**DIRECTIVE**: Without the pictures, return all of the material exactly as written.
— Begin SUPPLIED INFORMATION —
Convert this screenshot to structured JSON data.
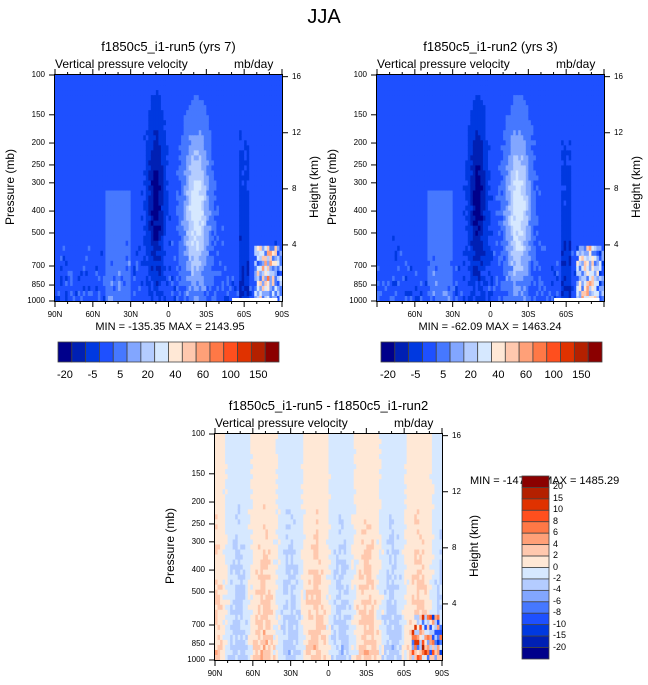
{
  "figure_title": "JJA",
  "chart_data": [
    {
      "type": "heatmap",
      "title": "f1850c5_i1-run5 (yrs 7)",
      "left_string": "Vertical pressure velocity",
      "right_string": "mb/day",
      "xlabel": "",
      "ylabel": "Pressure (mb)",
      "y2label": "Height (km)",
      "xticks": [
        "90N",
        "60N",
        "30N",
        "0",
        "30S",
        "60S",
        "90S"
      ],
      "yticks": [
        "100",
        "150",
        "200",
        "250",
        "300",
        "400",
        "500",
        "700",
        "850",
        "1000"
      ],
      "y2ticks": [
        "16",
        "12",
        "8",
        "4"
      ],
      "xlim": [
        90,
        -90
      ],
      "ylim": [
        1000,
        100
      ],
      "stats": "MIN = -135.35  MAX = 2143.95",
      "min": -135.35,
      "max": 2143.95,
      "colorbar": {
        "orientation": "horizontal",
        "labels": [
          "-20",
          "-5",
          "5",
          "20",
          "40",
          "60",
          "100",
          "150"
        ],
        "levels": [
          -25,
          -20,
          -15,
          -10,
          -5,
          -2,
          5,
          10,
          20,
          30,
          40,
          50,
          60,
          80,
          100,
          125,
          150
        ],
        "colors": [
          "#00008b",
          "#0020b4",
          "#0039e0",
          "#1e50ff",
          "#4678ff",
          "#82a6ff",
          "#b4ccff",
          "#d6e8ff",
          "#ffe8d6",
          "#ffc8ae",
          "#ffa078",
          "#ff7846",
          "#ff4f1e",
          "#e03200",
          "#b42000",
          "#8b0000"
        ]
      }
    },
    {
      "type": "heatmap",
      "title": "f1850c5_i1-run2 (yrs 3)",
      "left_string": "Vertical pressure velocity",
      "right_string": "mb/day",
      "xlabel": "",
      "ylabel": "Pressure (mb)",
      "y2label": "Height (km)",
      "xticks": [
        "60N",
        "30N",
        "0",
        "30S",
        "60S"
      ],
      "yticks": [
        "100",
        "150",
        "200",
        "250",
        "300",
        "400",
        "500",
        "700",
        "850",
        "1000"
      ],
      "y2ticks": [
        "16",
        "12",
        "8",
        "4"
      ],
      "ylim": [
        1000,
        100
      ],
      "stats": "MIN = -62.09  MAX = 1463.24",
      "min": -62.09,
      "max": 1463.24,
      "colorbar": {
        "orientation": "horizontal",
        "labels": [
          "-20",
          "-5",
          "5",
          "20",
          "40",
          "60",
          "100",
          "150"
        ],
        "colors": [
          "#00008b",
          "#0020b4",
          "#0039e0",
          "#1e50ff",
          "#4678ff",
          "#82a6ff",
          "#b4ccff",
          "#d6e8ff",
          "#ffe8d6",
          "#ffc8ae",
          "#ffa078",
          "#ff7846",
          "#ff4f1e",
          "#e03200",
          "#b42000",
          "#8b0000"
        ]
      }
    },
    {
      "type": "heatmap",
      "title": "f1850c5_i1-run5 - f1850c5_i1-run2",
      "left_string": "Vertical pressure velocity",
      "right_string": "mb/day",
      "xlabel": "",
      "ylabel": "Pressure (mb)",
      "y2label": "Height (km)",
      "xticks": [
        "90N",
        "60N",
        "30N",
        "0",
        "30S",
        "60S",
        "90S"
      ],
      "yticks": [
        "100",
        "150",
        "200",
        "250",
        "300",
        "400",
        "500",
        "700",
        "850",
        "1000"
      ],
      "y2ticks": [
        "16",
        "12",
        "8",
        "4"
      ],
      "xlim": [
        90,
        -90
      ],
      "ylim": [
        1000,
        100
      ],
      "stats": "MIN = -147.54  MAX = 1485.29",
      "min": -147.54,
      "max": 1485.29,
      "colorbar": {
        "orientation": "vertical",
        "labels": [
          "20",
          "15",
          "10",
          "8",
          "6",
          "4",
          "2",
          "0",
          "-2",
          "-4",
          "-6",
          "-8",
          "-10",
          "-15",
          "-20"
        ],
        "colors": [
          "#8b0000",
          "#b42000",
          "#e03200",
          "#ff4f1e",
          "#ff7846",
          "#ffa078",
          "#ffc8ae",
          "#ffe8d6",
          "#d6e8ff",
          "#b4ccff",
          "#82a6ff",
          "#4678ff",
          "#1e50ff",
          "#0039e0",
          "#0020b4",
          "#00008b"
        ]
      }
    }
  ]
}
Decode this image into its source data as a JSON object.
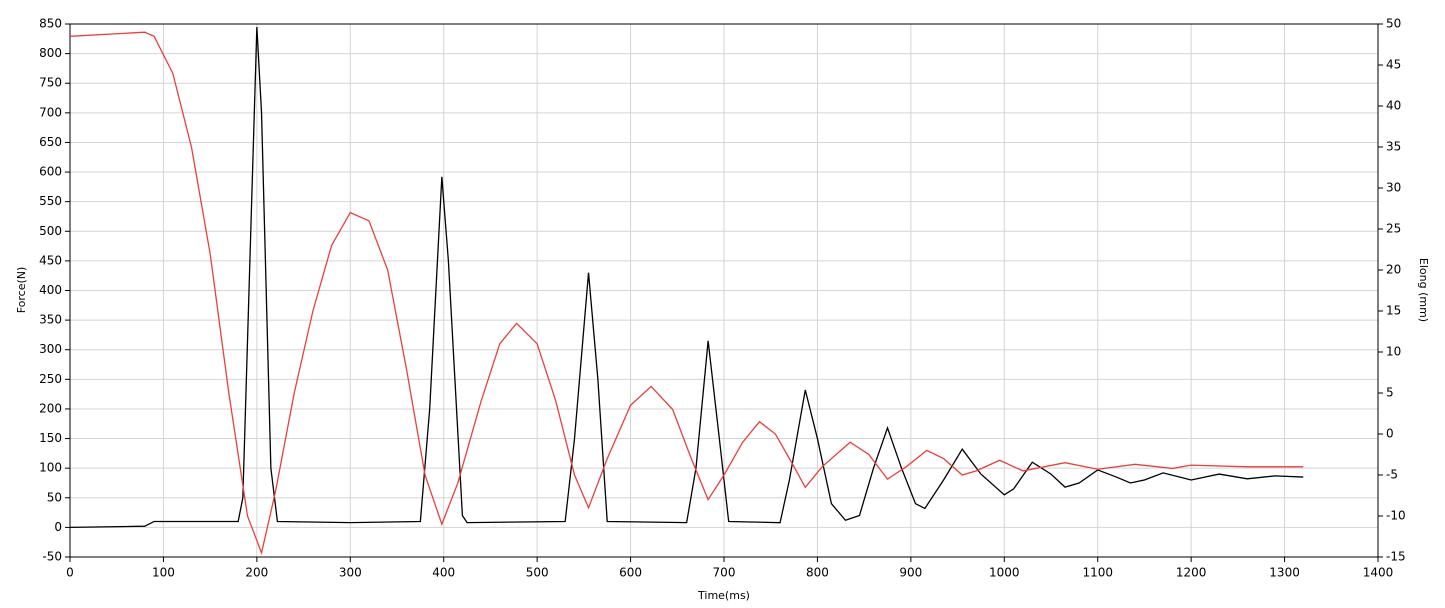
— End SUPPLIED INFORMATION —
**TASK SOLUTION**:
Convert this screenshot to structured JSON data.
{
  "figure_title": "JJA",
  "chart_data": [
    {
      "type": "heatmap",
      "title": "f1850c5_i1-run5 (yrs 7)",
      "left_string": "Vertical pressure velocity",
      "right_string": "mb/day",
      "xlabel": "",
      "ylabel": "Pressure (mb)",
      "y2label": "Height (km)",
      "xticks": [
        "90N",
        "60N",
        "30N",
        "0",
        "30S",
        "60S",
        "90S"
      ],
      "yticks": [
        "100",
        "150",
        "200",
        "250",
        "300",
        "400",
        "500",
        "700",
        "850",
        "1000"
      ],
      "y2ticks": [
        "16",
        "12",
        "8",
        "4"
      ],
      "xlim": [
        90,
        -90
      ],
      "ylim": [
        1000,
        100
      ],
      "stats": "MIN = -135.35  MAX = 2143.95",
      "min": -135.35,
      "max": 2143.95,
      "colorbar": {
        "orientation": "horizontal",
        "labels": [
          "-20",
          "-5",
          "5",
          "20",
          "40",
          "60",
          "100",
          "150"
        ],
        "levels": [
          -25,
          -20,
          -15,
          -10,
          -5,
          -2,
          5,
          10,
          20,
          30,
          40,
          50,
          60,
          80,
          100,
          125,
          150
        ],
        "colors": [
          "#00008b",
          "#0020b4",
          "#0039e0",
          "#1e50ff",
          "#4678ff",
          "#82a6ff",
          "#b4ccff",
          "#d6e8ff",
          "#ffe8d6",
          "#ffc8ae",
          "#ffa078",
          "#ff7846",
          "#ff4f1e",
          "#e03200",
          "#b42000",
          "#8b0000"
        ]
      }
    },
    {
      "type": "heatmap",
      "title": "f1850c5_i1-run2 (yrs 3)",
      "left_string": "Vertical pressure velocity",
      "right_string": "mb/day",
      "xlabel": "",
      "ylabel": "Pressure (mb)",
      "y2label": "Height (km)",
      "xticks": [
        "60N",
        "30N",
        "0",
        "30S",
        "60S"
      ],
      "yticks": [
        "100",
        "150",
        "200",
        "250",
        "300",
        "400",
        "500",
        "700",
        "850",
        "1000"
      ],
      "y2ticks": [
        "16",
        "12",
        "8",
        "4"
      ],
      "ylim": [
        1000,
        100
      ],
      "stats": "MIN = -62.09  MAX = 1463.24",
      "min": -62.09,
      "max": 1463.24,
      "colorbar": {
        "orientation": "horizontal",
        "labels": [
          "-20",
          "-5",
          "5",
          "20",
          "40",
          "60",
          "100",
          "150"
        ],
        "colors": [
          "#00008b",
          "#0020b4",
          "#0039e0",
          "#1e50ff",
          "#4678ff",
          "#82a6ff",
          "#b4ccff",
          "#d6e8ff",
          "#ffe8d6",
          "#ffc8ae",
          "#ffa078",
          "#ff7846",
          "#ff4f1e",
          "#e03200",
          "#b42000",
          "#8b0000"
        ]
      }
    },
    {
      "type": "heatmap",
      "title": "f1850c5_i1-run5 - f1850c5_i1-run2",
      "left_string": "Vertical pressure velocity",
      "right_string": "mb/day",
      "xlabel": "",
      "ylabel": "Pressure (mb)",
      "y2label": "Height (km)",
      "xticks": [
        "90N",
        "60N",
        "30N",
        "0",
        "30S",
        "60S",
        "90S"
      ],
      "yticks": [
        "100",
        "150",
        "200",
        "250",
        "300",
        "400",
        "500",
        "700",
        "850",
        "1000"
      ],
      "y2ticks": [
        "16",
        "12",
        "8",
        "4"
      ],
      "xlim": [
        90,
        -90
      ],
      "ylim": [
        1000,
        100
      ],
      "stats": "MIN = -147.54  MAX = 1485.29",
      "min": -147.54,
      "max": 1485.29,
      "colorbar": {
        "orientation": "vertical",
        "labels": [
          "20",
          "15",
          "10",
          "8",
          "6",
          "4",
          "2",
          "0",
          "-2",
          "-4",
          "-6",
          "-8",
          "-10",
          "-15",
          "-20"
        ],
        "colors": [
          "#8b0000",
          "#b42000",
          "#e03200",
          "#ff4f1e",
          "#ff7846",
          "#ffa078",
          "#ffc8ae",
          "#ffe8d6",
          "#d6e8ff",
          "#b4ccff",
          "#82a6ff",
          "#4678ff",
          "#1e50ff",
          "#0039e0",
          "#0020b4",
          "#00008b"
        ]
      }
    }
  ]
}
Decode this image into its source data as a JSON object.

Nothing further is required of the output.